WHAT YOU WILL DO » Count the lines below that contain "Hovmöller". Give only the number.
* begin RECORDS SHOWN *
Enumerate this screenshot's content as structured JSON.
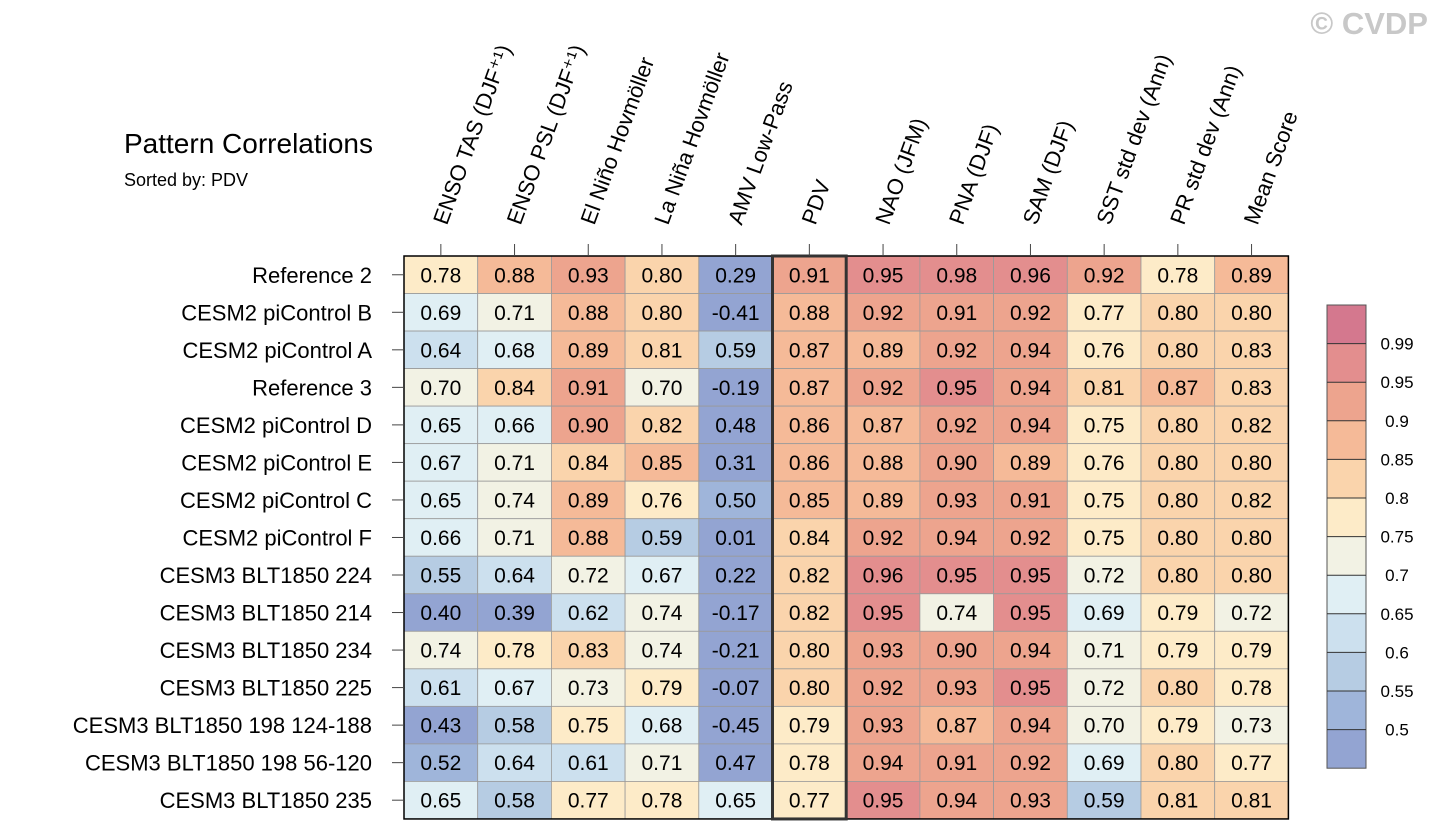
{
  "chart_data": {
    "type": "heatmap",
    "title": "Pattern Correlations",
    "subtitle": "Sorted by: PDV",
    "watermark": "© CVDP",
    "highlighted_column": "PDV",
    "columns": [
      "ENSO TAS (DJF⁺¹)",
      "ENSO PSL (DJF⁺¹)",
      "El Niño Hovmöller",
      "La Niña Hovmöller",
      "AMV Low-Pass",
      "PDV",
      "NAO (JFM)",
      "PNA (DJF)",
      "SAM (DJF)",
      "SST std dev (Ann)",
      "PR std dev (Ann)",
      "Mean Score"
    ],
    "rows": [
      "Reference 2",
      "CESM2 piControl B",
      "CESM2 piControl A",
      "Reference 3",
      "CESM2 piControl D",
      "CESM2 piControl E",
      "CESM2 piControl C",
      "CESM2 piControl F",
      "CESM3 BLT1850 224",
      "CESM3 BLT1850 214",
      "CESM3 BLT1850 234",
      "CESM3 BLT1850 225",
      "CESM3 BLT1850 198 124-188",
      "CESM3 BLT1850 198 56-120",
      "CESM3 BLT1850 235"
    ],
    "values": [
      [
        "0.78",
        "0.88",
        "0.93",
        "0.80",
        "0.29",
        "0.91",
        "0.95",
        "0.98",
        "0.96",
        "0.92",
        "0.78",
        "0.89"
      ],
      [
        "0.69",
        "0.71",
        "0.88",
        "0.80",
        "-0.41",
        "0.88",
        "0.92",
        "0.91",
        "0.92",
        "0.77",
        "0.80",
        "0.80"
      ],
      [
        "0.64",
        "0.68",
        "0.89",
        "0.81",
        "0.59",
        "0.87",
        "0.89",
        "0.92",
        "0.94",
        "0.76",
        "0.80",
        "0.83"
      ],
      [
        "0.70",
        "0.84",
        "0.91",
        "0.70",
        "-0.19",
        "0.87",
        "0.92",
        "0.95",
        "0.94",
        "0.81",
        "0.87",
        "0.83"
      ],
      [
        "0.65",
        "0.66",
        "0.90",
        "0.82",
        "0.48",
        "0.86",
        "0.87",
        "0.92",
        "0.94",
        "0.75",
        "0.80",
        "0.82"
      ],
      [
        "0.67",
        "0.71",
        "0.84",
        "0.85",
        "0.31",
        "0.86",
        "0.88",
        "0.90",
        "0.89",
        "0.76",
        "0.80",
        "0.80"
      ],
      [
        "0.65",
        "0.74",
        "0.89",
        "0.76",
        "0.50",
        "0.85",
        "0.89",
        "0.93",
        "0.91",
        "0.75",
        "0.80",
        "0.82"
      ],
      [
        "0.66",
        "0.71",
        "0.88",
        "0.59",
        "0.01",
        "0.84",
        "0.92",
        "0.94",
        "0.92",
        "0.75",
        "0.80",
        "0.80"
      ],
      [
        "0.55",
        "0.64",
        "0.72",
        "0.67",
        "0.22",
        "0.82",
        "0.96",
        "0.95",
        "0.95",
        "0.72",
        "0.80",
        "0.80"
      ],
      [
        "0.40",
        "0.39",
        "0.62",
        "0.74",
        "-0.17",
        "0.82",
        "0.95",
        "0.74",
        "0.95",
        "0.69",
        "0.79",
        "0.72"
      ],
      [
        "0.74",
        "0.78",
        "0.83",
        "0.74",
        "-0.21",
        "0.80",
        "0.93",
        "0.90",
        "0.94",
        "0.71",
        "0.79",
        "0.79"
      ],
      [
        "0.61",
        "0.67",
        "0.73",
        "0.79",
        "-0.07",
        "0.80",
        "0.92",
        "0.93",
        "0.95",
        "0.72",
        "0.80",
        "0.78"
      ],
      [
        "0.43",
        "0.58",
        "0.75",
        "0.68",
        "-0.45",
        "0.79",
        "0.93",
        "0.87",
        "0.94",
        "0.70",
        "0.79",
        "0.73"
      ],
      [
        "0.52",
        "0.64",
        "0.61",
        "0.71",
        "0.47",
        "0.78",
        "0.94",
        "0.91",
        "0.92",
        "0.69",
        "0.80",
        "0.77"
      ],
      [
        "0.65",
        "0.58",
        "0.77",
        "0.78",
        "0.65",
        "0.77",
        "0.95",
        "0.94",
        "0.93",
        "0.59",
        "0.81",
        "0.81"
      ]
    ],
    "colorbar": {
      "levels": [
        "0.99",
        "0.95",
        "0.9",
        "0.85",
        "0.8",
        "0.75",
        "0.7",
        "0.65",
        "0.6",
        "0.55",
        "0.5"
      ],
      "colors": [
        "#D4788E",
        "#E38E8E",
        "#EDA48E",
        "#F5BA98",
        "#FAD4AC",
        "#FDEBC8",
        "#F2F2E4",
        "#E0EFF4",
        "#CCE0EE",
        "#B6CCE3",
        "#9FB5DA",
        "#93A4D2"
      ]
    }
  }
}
* end RECORDS SHOWN *
ANSWER TO THE EXERCISE » 2